Retype the part of the discussion of mathematical fiction between "John Nash saw" and "like a fool.", inclusive.

═══ Document segment ═══

Consulting for "A Beautiful Mind" was in part an exercise in mathematical fiction. The later math is imagined to fit the story. John Nash even wrote me to ask what the math on the clipboard meant, as his film self recovered on a porch.
In various venues, I explained that mathematicians don't have a lot of experience writing fiction. Other than grant proposals...
John Nash saw the symbol pi as just a Greek letter. In grad school he proudly used every Greek letter in a paper. I was asked to decorate his (film) dorm window in grease pencil, and by chance a photograph of Russell Crowe through this window became one of the most widely distributed promo stills. He's looking intent behind the equation "0 < pi < 1", straight from Nash's paper.
The reaction in my community, which I quite enjoyed, would disabuse anyone of the idea that mathematicians are less cripplingly conventional than other people. To the majority of mathematicians, pi is tied to the circle. A great UC Berkeley email thread speculated that I was trying to make Russell Crowe look like a fool.
For Japanese readers, I have been following "Hamamura Nagisa no Keisan Nooto" (Hamamura Nagisa's Calculation Notes), which is a light novel mystery series. Most chapters contain some crime by a math-minded terrorist, and the solutions to the mysteries always involve math. It covers a wide range of topics from simple fractions to Fermat's Last Theorem. It's a wonderful series for people who like math.
Nice. The mathematical connection to some of these is pretty thin.
I'd add:
Jeffrey Kegler, The God Proof (novel about a lost manuscript of Kurt Gödel)
Norbert Wiener, The Tempter (novel about a patent troll math professor)
Martin Gardner, The Magic Numbers of Dr Matrix (other Martin Gardner books are there)
George Gamow, Mr. Tomkins in Wonderland (didactic about special relativity, there is other physics stuff on the list so why not)
Aleksandr Solzhenitsyn, The First Circle -- I haven't read this but I think it had a mathematician character
P. J. Plauger, Wet Blanket -- part of "Fighting Madness" series, about a physicst making universe-changing discoveries. The author is also a noted software developer who co-wrote at least two books with Brian Kernighan.
Maybe a bit out there, but Harry Potter and the Methods of Rationality, not mathematical per se but has mathematical asides, and is informed by statistics and game theory.

═══ Dataset entries ═══

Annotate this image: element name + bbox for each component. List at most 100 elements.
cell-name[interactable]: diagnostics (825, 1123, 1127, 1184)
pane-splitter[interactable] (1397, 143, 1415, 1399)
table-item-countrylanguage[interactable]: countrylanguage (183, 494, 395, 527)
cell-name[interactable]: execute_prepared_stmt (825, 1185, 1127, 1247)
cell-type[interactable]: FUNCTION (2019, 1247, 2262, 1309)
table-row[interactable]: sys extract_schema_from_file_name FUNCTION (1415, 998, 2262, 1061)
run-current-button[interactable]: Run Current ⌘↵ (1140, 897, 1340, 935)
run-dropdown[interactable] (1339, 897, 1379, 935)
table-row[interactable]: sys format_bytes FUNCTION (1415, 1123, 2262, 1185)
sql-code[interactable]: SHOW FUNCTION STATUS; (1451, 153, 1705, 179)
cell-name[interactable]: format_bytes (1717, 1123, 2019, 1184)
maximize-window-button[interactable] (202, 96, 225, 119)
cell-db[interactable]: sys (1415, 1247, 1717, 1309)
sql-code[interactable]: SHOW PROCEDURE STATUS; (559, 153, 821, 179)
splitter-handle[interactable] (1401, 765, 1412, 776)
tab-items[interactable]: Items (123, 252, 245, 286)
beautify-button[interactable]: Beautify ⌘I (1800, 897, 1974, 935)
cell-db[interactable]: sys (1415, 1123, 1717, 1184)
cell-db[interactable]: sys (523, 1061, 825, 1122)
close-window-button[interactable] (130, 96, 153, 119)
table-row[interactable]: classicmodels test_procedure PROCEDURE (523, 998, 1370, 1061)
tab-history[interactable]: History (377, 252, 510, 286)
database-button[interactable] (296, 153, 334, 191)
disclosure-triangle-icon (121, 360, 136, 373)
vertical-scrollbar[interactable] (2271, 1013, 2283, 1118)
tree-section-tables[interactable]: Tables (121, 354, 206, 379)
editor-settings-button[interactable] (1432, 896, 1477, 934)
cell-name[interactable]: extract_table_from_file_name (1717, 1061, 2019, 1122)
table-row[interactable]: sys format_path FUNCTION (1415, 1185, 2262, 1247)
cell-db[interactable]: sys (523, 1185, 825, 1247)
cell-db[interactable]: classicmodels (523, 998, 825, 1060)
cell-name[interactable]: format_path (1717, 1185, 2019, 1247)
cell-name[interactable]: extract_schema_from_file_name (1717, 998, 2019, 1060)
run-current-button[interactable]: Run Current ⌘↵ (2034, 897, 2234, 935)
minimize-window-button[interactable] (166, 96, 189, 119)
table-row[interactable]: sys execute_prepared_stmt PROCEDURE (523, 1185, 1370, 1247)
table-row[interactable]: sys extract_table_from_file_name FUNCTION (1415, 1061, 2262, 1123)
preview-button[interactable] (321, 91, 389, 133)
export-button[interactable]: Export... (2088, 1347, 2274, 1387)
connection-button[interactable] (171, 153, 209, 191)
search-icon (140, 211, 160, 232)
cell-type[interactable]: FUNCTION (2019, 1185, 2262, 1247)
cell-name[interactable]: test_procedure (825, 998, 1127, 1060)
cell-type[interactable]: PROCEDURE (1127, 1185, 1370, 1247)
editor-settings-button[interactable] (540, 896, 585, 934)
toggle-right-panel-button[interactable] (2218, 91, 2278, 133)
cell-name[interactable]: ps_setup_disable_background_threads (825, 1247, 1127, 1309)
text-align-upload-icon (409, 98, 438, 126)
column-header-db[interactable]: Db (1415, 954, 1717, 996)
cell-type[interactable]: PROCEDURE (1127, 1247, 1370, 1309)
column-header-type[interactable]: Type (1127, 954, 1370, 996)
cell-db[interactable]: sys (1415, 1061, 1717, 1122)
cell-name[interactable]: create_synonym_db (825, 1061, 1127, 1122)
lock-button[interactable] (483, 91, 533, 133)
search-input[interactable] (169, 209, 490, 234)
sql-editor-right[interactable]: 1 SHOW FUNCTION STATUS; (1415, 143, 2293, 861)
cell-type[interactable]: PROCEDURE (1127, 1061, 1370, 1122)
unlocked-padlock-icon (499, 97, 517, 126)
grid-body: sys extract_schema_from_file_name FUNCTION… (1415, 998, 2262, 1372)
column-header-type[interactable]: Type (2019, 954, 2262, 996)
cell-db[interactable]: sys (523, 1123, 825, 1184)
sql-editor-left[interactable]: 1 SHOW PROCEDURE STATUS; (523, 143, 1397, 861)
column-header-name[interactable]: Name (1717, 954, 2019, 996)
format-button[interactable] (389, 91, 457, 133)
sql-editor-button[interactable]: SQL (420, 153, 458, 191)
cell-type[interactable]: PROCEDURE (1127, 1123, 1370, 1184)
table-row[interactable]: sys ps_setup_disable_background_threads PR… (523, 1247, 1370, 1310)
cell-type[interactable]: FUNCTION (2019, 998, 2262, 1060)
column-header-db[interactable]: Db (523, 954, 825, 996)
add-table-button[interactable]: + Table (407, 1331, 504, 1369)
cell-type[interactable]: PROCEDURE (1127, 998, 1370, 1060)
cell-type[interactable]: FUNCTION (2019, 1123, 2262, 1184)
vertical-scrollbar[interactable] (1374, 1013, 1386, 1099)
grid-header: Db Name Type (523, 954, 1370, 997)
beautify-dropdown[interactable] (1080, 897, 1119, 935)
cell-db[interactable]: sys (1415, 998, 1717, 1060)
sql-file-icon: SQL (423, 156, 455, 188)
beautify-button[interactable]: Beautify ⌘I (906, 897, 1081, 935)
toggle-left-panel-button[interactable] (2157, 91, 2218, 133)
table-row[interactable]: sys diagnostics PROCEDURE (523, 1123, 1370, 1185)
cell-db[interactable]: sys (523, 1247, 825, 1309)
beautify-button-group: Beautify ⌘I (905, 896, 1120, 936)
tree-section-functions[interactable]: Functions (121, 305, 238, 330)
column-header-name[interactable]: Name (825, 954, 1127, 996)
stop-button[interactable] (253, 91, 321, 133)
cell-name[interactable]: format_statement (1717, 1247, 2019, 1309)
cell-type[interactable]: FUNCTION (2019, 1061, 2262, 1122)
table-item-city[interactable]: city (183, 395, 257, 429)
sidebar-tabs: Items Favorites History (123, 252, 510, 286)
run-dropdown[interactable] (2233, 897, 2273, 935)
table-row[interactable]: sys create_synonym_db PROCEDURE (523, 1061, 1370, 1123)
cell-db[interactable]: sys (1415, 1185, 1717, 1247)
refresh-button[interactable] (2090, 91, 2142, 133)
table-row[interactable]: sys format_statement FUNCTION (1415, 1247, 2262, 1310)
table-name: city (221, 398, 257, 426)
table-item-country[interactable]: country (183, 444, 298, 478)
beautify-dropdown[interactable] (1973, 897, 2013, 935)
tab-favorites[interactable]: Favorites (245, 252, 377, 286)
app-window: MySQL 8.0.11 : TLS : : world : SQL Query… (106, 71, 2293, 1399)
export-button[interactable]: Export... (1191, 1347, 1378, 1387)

═══

Completed task -
John Nash saw the symbol pi as just a Greek letter. In grad school he proudly used every Greek letter in a paper. I was asked to decorate his (film) dorm window in grease pencil, and by chance a photograph of Russell Crowe through this window became one of the most widely distributed promo stills. He's looking intent behind the equation "0 < pi < 1", straight from Nash's paper.
The reaction in my community, which I quite enjoyed, would disabuse anyone of the idea that mathematicians are less cripplingly conventional than other people. To the majority of mathematicians, pi is tied to the circle. A great UC Berkeley email thread speculated that I was trying to make Russell Crowe look like a fool.